**EXERCISE INSTRUCTIONS**.
Find each line containing the string "JSON". Copy it.
□ □ □
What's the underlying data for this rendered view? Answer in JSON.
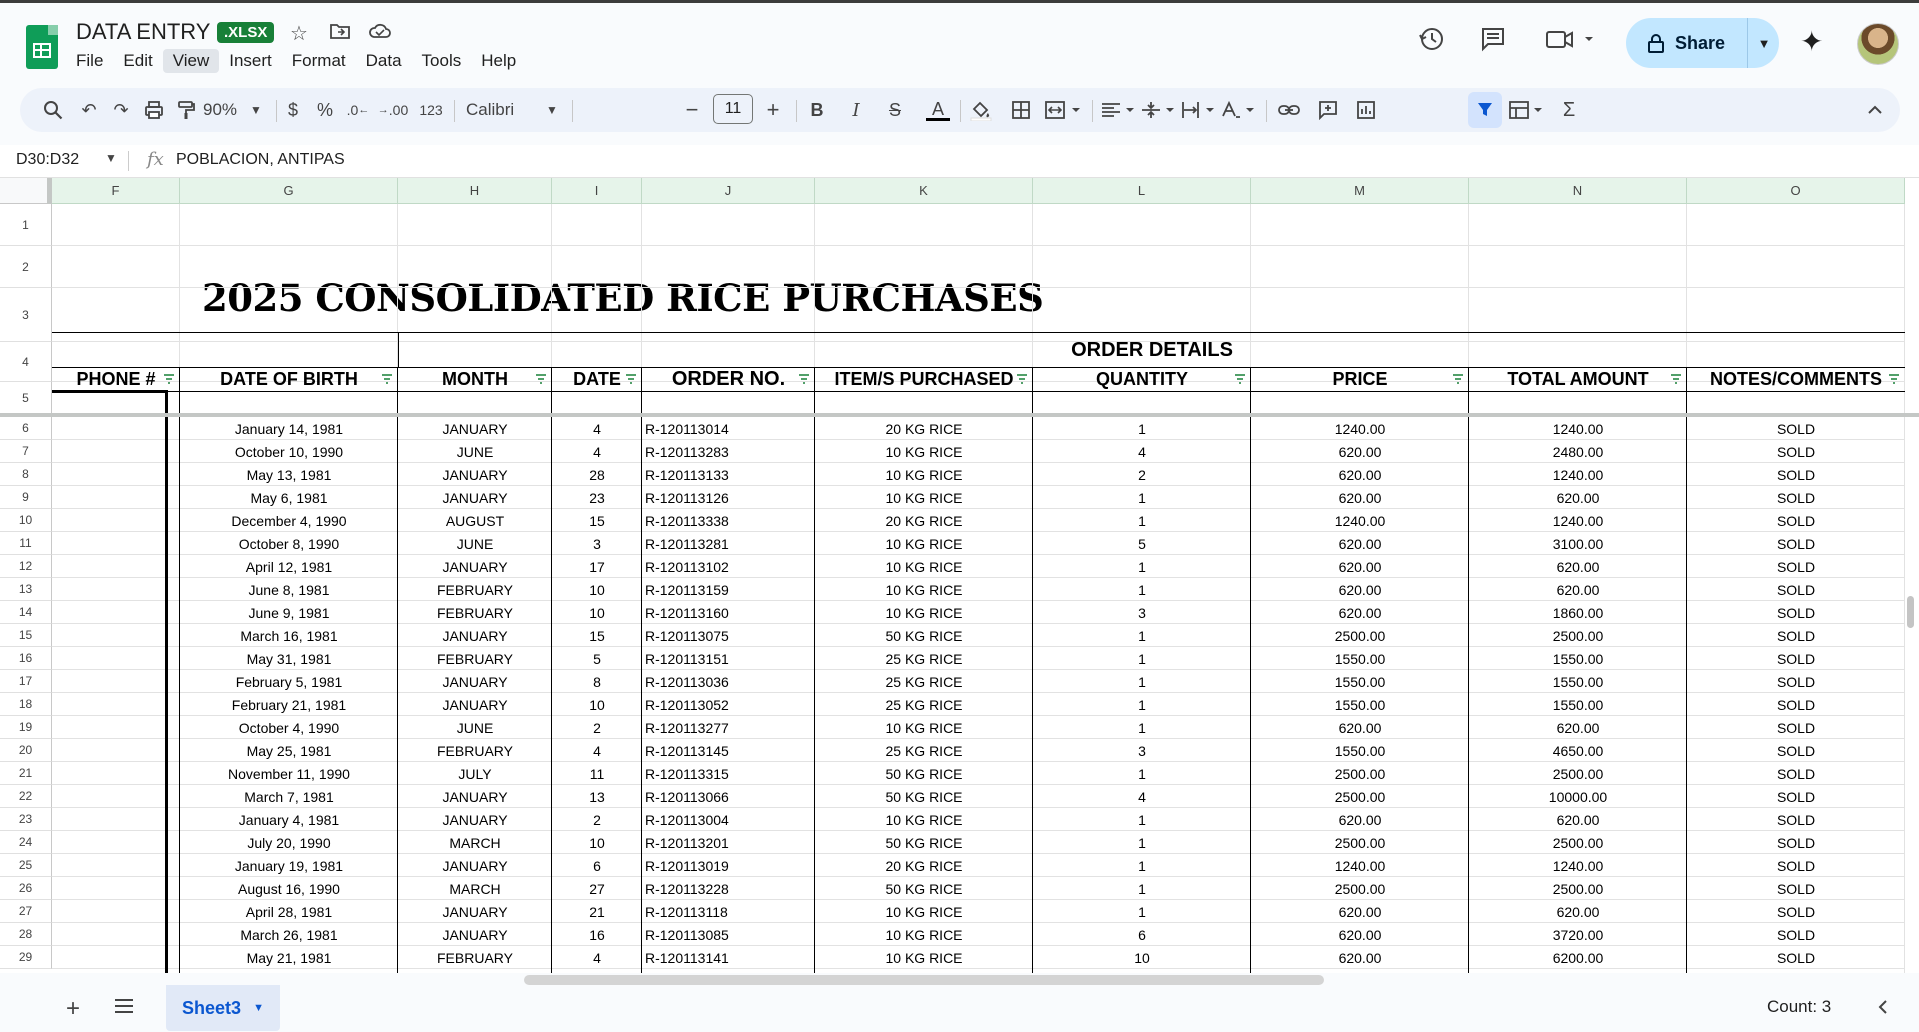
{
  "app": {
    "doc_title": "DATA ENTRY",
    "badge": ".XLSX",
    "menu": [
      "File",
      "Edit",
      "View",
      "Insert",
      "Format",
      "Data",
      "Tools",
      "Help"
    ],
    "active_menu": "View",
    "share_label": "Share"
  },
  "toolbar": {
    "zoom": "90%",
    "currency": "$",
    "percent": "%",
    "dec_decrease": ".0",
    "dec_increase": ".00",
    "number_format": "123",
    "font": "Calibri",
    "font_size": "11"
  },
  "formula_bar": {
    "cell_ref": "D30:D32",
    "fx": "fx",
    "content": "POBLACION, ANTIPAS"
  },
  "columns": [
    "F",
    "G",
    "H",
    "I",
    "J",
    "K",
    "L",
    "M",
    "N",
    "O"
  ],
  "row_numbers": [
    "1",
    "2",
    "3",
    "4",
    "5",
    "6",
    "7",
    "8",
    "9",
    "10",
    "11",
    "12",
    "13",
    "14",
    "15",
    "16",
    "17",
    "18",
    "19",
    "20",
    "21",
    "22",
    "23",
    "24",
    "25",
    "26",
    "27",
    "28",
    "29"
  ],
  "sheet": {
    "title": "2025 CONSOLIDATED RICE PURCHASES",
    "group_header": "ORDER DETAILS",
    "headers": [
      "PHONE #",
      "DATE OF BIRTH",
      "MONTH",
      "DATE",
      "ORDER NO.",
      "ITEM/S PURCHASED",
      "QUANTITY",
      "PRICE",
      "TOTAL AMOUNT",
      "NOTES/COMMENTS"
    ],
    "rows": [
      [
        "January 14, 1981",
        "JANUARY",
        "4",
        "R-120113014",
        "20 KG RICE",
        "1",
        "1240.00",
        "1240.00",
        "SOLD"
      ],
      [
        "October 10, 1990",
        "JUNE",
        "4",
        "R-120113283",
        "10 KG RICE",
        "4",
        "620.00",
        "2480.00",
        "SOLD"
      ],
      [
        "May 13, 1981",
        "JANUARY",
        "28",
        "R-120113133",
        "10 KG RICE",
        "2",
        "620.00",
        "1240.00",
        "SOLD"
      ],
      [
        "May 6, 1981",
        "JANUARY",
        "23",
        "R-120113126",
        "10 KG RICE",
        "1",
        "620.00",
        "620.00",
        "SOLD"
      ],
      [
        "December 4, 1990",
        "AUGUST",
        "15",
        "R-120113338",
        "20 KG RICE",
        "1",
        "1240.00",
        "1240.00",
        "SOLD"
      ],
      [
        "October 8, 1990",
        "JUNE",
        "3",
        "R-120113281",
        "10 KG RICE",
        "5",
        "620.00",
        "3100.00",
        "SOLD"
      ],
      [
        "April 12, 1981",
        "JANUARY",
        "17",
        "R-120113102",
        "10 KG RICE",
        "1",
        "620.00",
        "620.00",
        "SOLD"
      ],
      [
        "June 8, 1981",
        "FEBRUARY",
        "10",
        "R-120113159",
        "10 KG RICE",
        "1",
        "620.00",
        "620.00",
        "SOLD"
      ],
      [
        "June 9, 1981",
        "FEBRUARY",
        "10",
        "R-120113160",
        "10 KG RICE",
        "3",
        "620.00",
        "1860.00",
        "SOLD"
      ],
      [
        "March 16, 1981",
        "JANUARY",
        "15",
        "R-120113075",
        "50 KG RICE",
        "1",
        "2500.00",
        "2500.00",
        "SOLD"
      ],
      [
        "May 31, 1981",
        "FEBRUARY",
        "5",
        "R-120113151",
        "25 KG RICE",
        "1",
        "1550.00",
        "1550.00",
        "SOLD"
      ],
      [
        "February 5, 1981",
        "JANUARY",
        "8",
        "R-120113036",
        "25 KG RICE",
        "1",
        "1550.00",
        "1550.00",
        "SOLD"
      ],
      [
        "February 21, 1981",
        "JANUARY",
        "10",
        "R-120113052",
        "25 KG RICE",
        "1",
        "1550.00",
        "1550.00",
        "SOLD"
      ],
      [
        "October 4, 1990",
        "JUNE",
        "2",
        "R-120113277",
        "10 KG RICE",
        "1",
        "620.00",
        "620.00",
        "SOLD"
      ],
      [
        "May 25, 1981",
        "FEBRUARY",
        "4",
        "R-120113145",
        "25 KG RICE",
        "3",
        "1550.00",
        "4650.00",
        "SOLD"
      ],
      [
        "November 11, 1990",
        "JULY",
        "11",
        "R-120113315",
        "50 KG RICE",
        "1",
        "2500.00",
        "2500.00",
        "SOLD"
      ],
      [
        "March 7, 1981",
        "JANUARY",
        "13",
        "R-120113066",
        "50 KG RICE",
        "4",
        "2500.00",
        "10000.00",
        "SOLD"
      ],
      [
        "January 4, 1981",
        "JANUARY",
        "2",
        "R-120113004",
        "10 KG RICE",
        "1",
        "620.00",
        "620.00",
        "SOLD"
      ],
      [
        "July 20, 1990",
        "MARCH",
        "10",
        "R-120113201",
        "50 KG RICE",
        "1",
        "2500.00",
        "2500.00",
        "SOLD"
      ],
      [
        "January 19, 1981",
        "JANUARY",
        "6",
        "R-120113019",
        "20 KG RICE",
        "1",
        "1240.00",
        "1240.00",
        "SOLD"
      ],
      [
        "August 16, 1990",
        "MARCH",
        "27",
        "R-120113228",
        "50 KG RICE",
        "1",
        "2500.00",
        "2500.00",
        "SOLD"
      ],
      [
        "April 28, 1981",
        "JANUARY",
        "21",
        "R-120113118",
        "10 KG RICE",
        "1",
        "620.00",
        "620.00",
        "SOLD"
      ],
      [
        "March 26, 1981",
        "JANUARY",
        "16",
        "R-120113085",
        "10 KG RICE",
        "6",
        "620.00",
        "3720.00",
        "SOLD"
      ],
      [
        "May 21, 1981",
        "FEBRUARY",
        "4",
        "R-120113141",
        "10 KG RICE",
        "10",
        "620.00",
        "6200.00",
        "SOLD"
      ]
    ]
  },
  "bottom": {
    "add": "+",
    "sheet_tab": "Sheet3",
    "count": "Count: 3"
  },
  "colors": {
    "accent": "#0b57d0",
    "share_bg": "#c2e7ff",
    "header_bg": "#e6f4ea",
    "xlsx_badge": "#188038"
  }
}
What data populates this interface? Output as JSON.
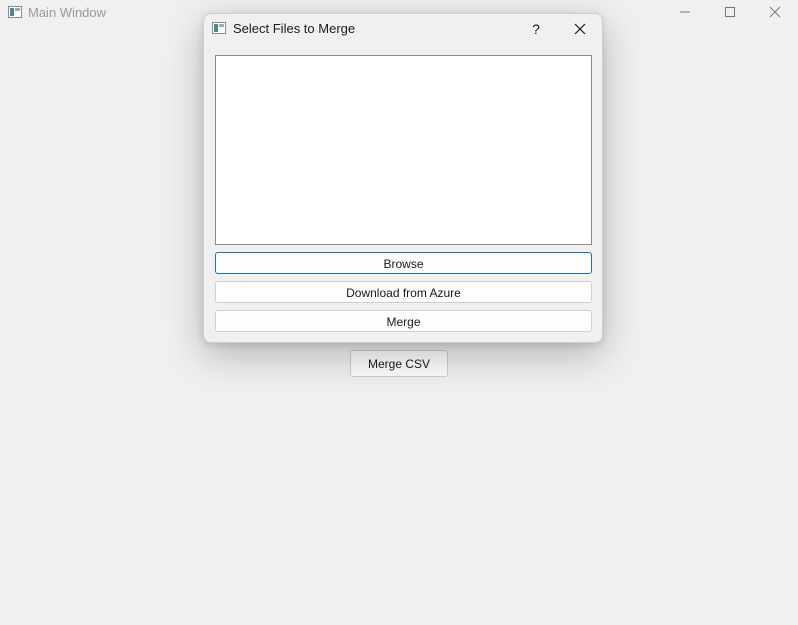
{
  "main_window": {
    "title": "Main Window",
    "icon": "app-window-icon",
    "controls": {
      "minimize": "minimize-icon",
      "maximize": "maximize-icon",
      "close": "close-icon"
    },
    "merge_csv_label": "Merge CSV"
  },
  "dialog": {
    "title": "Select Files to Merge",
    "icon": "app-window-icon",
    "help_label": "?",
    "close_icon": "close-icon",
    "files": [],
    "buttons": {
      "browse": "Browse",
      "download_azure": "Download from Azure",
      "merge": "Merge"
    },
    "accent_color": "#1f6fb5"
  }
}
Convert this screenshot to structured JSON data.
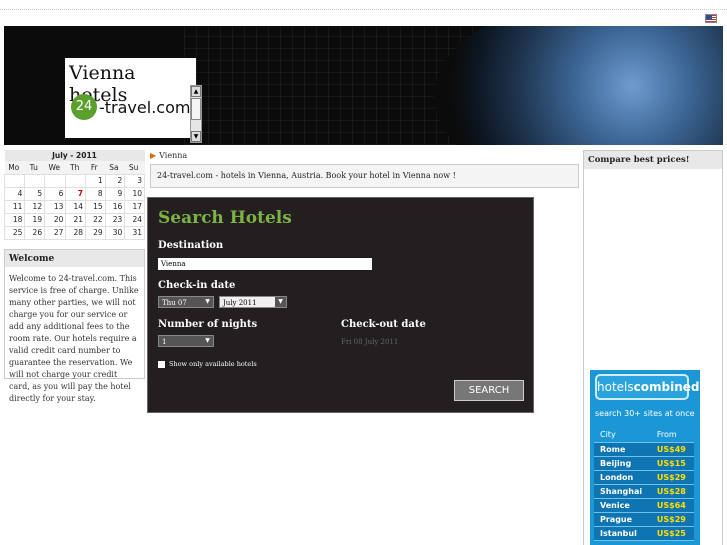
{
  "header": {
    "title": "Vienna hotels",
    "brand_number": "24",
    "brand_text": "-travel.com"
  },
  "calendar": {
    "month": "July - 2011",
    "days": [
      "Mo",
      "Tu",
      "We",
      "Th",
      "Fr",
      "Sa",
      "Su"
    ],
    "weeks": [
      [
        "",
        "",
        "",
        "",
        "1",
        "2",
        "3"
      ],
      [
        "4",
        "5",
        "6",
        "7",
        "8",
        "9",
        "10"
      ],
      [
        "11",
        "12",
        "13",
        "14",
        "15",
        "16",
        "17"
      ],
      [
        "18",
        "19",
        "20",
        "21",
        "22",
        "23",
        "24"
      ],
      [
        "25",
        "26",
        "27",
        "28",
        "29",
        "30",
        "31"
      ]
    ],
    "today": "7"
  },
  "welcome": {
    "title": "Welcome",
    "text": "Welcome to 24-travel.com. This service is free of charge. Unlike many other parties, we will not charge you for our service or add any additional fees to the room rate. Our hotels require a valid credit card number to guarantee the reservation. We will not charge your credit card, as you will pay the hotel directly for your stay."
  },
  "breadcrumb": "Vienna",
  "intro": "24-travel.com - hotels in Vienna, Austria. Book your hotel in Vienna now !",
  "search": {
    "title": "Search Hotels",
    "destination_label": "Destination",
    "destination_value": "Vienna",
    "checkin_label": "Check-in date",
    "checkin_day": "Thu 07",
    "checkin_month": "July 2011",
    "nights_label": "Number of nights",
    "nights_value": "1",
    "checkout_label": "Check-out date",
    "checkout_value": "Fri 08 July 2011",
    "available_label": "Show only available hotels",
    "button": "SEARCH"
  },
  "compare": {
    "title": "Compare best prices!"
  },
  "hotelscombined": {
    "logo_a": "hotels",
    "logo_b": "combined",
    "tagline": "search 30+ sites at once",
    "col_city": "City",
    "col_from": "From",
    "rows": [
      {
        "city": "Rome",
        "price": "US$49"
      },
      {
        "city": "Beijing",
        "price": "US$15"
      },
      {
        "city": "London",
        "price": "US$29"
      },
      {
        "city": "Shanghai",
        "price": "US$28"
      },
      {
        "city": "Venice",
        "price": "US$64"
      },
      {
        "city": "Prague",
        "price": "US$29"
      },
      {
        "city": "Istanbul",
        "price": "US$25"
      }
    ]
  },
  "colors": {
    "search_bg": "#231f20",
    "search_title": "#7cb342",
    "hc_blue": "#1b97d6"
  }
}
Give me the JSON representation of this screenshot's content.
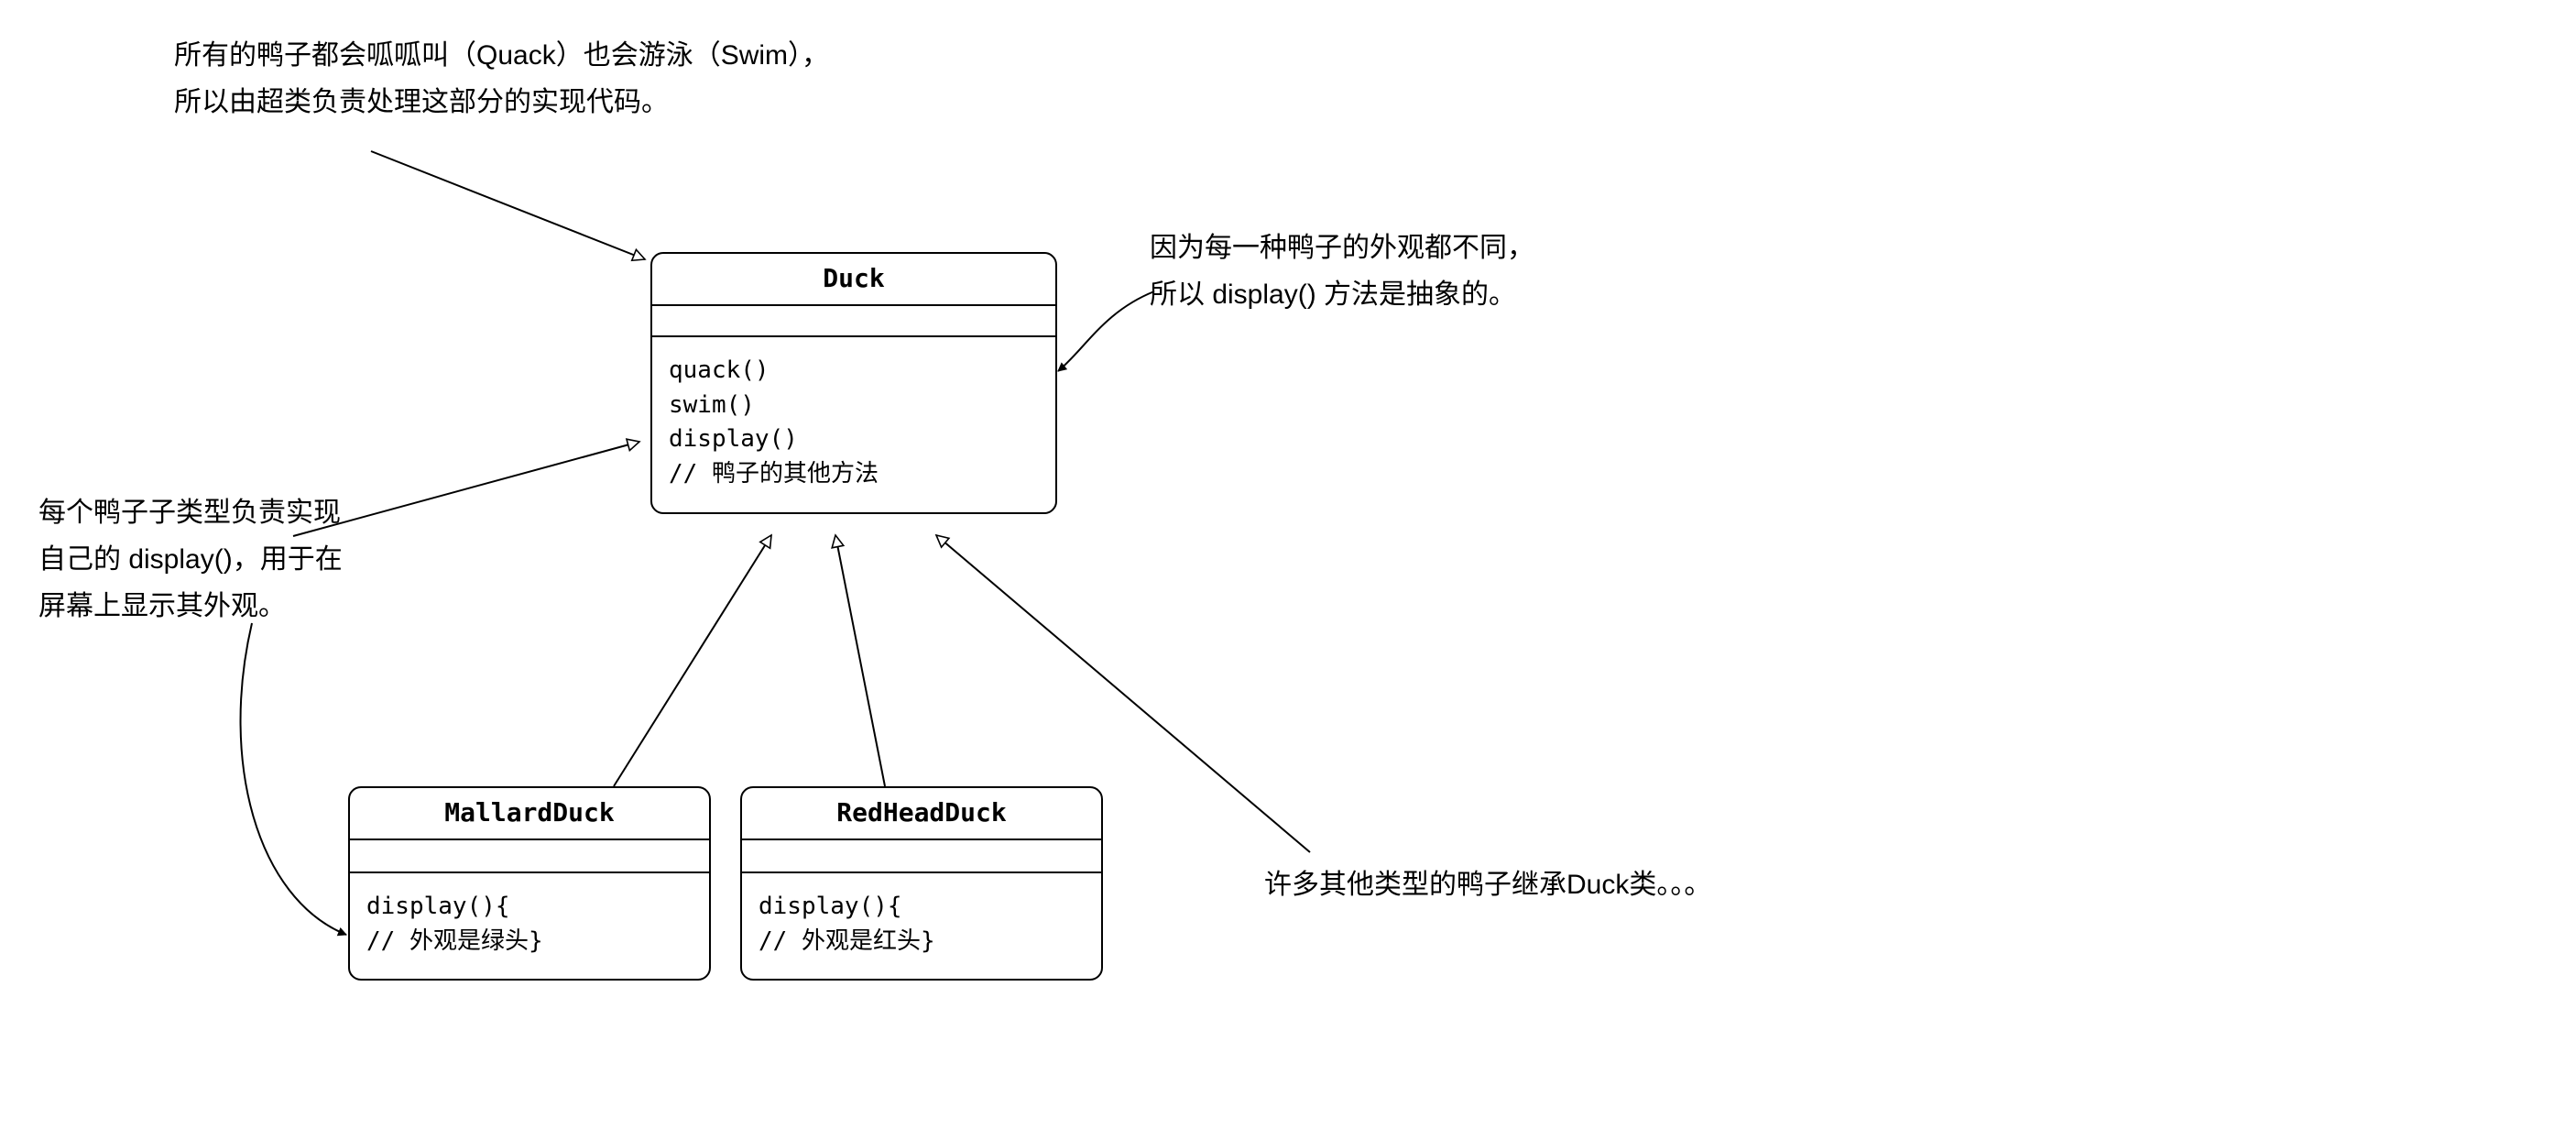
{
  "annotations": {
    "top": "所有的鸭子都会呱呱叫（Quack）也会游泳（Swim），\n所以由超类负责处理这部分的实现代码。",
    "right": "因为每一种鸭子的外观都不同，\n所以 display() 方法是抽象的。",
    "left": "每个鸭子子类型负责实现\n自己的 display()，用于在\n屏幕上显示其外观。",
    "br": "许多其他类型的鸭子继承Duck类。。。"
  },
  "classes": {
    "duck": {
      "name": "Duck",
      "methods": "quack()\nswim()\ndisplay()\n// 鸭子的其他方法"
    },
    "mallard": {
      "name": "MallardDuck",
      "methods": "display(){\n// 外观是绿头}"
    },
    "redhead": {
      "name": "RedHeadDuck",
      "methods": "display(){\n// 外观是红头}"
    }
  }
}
□ □ □
**RESPONSE BELOW**.
What's the underlying data for this rendered view? Answer in JSON.
What data populates this interface? Output as JSON.
Convert this screenshot to structured JSON data.
Give me the JSON representation of this screenshot's content.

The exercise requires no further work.